───── ENTRIES SHOWN

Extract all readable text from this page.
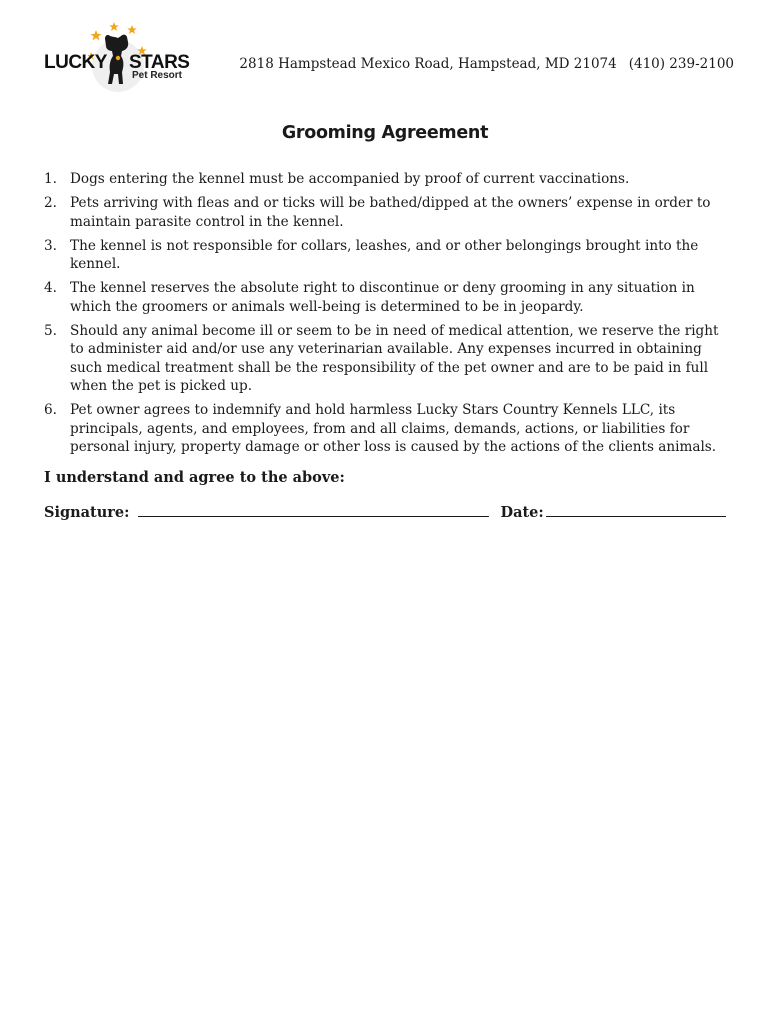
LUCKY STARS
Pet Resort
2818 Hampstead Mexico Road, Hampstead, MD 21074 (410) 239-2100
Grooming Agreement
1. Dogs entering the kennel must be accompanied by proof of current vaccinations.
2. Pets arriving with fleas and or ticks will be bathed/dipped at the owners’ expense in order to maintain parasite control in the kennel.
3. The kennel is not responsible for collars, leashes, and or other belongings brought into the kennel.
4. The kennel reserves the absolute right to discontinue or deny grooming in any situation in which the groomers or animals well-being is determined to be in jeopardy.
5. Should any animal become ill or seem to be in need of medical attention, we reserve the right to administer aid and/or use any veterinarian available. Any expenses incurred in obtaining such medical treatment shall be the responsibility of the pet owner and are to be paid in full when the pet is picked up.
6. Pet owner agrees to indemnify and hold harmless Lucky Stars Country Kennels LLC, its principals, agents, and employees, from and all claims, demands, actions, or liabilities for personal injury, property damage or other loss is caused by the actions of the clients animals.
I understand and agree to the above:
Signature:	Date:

──────────

▶ WORK TO BE COMPLETED: Pictures are excluded; repeat every record exactly.

▶ SOLUTION TO THE EXERCISE:
Extract all readable text from this page.
LUCKY STARS
Pet Resort
2818 Hampstead Mexico Road, Hampstead, MD 21074 (410) 239-2100
Grooming Agreement
1. Dogs entering the kennel must be accompanied by proof of current vaccinations.
2. Pets arriving with fleas and or ticks will be bathed/dipped at the owners’ expense in order to maintain parasite control in the kennel.
3. The kennel is not responsible for collars, leashes, and or other belongings brought into the kennel.
4. The kennel reserves the absolute right to discontinue or deny grooming in any situation in which the groomers or animals well-being is determined to be in jeopardy.
5. Should any animal become ill or seem to be in need of medical attention, we reserve the right to administer aid and/or use any veterinarian available. Any expenses incurred in obtaining such medical treatment shall be the responsibility of the pet owner and are to be paid in full when the pet is picked up.
6. Pet owner agrees to indemnify and hold harmless Lucky Stars Country Kennels LLC, its principals, agents, and employees, from and all claims, demands, actions, or liabilities for personal injury, property damage or other loss is caused by the actions of the clients animals.
I understand and agree to the above:
Signature:	Date:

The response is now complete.